For the data below, work out how many lines include the string "style" and report only the number.

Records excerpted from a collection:
• • • •
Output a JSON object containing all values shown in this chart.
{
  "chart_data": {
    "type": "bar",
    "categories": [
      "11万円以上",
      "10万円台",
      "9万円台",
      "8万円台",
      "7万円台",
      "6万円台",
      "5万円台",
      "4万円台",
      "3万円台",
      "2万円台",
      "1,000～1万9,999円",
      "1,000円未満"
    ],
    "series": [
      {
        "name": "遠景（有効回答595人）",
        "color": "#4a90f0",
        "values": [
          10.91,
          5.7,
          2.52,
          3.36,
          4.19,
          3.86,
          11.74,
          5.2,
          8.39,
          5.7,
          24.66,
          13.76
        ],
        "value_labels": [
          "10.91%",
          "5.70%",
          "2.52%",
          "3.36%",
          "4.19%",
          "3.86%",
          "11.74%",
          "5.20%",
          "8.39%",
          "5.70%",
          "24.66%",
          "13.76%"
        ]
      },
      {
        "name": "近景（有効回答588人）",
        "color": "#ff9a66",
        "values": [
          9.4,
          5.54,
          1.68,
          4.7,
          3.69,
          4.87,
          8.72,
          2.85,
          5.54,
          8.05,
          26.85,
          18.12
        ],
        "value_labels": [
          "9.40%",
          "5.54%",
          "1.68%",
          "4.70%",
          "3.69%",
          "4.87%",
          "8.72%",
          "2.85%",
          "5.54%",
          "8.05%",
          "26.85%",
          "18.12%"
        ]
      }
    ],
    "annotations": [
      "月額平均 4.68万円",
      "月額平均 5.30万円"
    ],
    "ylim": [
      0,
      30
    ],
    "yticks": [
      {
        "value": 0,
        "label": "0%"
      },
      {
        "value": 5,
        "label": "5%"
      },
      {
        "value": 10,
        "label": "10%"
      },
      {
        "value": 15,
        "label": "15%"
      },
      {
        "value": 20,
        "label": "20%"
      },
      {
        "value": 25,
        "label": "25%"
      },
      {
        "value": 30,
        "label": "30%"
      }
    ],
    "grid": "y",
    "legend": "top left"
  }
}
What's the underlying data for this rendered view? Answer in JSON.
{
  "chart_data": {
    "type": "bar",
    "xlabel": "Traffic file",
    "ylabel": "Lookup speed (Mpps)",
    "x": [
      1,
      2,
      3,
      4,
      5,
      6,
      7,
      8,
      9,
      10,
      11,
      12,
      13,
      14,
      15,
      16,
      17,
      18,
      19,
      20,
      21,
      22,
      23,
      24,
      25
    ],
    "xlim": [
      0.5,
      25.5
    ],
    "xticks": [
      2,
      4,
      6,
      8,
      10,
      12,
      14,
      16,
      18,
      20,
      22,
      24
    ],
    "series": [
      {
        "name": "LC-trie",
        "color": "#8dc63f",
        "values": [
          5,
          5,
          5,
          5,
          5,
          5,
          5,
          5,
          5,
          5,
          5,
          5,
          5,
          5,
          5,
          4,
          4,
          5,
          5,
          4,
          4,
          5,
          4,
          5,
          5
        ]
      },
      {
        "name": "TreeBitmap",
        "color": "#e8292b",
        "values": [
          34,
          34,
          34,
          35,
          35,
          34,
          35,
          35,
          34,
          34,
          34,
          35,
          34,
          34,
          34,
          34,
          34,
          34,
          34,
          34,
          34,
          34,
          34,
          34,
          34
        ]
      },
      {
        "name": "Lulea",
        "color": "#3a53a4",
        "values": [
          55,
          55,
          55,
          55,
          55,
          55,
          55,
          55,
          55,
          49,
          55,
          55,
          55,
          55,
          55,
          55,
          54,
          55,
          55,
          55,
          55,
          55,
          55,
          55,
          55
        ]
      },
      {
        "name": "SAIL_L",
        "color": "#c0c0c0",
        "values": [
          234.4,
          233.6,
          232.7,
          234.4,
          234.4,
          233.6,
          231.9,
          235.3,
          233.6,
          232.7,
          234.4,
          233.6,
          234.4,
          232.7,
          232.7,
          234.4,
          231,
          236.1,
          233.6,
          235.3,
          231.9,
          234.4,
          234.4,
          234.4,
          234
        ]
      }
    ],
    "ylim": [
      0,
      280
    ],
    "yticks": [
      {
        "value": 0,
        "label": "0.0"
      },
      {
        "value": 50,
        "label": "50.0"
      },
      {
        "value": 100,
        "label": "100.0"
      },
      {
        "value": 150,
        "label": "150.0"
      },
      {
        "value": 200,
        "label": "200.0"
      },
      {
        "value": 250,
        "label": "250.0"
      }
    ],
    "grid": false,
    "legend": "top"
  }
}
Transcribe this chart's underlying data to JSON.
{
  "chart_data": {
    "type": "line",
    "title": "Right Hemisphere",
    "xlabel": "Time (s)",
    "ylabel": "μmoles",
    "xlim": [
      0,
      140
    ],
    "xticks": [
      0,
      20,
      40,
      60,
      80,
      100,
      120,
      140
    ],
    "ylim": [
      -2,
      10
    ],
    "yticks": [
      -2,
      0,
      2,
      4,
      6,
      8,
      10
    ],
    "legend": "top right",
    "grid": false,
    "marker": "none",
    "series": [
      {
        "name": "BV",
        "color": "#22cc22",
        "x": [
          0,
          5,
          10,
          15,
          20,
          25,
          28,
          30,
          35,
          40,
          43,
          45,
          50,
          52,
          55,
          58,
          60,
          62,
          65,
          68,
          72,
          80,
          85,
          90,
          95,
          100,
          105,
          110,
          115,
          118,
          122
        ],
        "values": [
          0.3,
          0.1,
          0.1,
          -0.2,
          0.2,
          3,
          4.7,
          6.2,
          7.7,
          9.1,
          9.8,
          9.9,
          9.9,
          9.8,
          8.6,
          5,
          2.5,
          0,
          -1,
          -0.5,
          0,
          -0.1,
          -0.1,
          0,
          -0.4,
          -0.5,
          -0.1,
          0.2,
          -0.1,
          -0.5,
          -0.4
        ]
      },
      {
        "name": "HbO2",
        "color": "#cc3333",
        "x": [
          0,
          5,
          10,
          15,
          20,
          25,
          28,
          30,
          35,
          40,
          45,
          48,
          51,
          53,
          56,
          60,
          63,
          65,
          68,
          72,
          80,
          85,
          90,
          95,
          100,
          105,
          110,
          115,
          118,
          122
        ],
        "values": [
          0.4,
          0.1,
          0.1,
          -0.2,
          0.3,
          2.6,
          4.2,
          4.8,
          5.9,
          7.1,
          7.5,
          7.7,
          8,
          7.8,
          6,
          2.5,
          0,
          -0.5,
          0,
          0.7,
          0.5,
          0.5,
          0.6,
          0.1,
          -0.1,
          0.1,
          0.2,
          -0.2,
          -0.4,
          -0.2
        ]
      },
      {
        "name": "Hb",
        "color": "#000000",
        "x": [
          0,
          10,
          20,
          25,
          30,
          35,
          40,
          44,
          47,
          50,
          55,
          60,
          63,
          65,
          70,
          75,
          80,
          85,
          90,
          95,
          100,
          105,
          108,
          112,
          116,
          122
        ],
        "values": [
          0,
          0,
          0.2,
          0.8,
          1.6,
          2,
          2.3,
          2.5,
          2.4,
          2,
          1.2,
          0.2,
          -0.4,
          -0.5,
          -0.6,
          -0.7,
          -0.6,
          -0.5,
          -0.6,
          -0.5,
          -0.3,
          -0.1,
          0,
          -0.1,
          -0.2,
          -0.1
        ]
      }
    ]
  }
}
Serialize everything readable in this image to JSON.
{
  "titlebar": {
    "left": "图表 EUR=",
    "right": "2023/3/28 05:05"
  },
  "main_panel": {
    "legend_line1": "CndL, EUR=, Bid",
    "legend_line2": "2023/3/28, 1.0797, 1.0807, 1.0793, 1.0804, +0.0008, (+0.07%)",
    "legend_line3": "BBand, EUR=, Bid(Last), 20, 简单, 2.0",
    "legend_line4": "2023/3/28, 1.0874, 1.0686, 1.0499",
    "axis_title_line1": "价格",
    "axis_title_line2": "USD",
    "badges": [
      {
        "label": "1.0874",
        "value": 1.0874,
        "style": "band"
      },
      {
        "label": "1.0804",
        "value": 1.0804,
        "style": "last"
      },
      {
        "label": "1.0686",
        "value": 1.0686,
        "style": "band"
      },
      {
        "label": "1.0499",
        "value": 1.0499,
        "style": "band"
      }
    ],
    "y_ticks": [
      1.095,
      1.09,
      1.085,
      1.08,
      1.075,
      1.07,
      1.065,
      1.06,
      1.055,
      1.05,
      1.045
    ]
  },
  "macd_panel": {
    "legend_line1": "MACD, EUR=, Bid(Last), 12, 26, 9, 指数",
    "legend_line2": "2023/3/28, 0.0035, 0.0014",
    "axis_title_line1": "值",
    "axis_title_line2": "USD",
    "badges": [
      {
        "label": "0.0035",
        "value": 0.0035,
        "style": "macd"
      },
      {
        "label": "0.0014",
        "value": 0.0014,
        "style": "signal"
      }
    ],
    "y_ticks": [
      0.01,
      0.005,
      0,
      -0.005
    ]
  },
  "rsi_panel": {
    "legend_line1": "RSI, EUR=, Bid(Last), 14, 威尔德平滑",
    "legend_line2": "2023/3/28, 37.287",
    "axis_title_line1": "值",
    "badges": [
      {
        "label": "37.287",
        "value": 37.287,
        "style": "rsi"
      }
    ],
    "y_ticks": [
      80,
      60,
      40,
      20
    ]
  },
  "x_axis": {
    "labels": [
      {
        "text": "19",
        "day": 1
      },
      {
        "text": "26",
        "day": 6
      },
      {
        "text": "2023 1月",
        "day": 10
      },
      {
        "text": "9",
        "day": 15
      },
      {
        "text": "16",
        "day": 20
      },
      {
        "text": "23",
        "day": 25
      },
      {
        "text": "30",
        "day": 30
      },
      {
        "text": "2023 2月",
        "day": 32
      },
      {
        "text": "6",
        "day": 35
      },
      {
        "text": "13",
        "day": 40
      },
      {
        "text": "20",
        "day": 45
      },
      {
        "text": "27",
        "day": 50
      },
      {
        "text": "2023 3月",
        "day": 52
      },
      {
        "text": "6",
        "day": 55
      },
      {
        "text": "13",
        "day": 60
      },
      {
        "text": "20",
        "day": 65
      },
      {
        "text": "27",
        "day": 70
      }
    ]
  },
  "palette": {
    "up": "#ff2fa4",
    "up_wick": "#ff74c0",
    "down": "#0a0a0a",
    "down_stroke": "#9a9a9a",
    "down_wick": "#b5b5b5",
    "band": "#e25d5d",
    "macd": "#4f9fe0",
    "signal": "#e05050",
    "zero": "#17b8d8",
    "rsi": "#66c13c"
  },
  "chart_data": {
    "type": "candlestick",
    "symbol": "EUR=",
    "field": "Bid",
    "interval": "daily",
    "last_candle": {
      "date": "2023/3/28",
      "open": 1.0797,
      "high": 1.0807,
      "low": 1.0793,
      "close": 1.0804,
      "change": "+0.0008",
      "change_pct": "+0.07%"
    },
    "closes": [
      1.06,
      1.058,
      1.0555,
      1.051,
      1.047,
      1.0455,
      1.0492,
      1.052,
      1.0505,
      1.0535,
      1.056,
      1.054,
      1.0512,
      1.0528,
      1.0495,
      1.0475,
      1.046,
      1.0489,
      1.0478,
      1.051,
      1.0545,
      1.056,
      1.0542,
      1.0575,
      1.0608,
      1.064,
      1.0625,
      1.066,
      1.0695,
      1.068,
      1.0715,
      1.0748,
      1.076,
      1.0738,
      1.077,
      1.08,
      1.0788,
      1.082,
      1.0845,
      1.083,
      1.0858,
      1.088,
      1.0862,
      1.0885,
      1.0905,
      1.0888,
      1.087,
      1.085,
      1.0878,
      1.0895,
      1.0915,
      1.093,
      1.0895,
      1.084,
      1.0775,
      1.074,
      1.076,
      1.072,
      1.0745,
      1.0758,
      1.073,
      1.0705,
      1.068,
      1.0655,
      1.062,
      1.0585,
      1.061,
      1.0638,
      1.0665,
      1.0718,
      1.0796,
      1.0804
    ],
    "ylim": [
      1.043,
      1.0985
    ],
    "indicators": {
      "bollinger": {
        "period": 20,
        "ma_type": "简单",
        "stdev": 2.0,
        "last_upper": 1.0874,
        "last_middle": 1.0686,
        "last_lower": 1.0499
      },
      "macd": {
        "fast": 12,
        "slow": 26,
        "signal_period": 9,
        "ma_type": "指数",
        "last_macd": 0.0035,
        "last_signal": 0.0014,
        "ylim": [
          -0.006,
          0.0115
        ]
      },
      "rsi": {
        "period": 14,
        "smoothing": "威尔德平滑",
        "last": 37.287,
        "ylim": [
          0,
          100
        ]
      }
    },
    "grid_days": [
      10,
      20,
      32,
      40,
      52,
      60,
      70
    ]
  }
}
• • • •
> [EXERCISE ANSWER] 7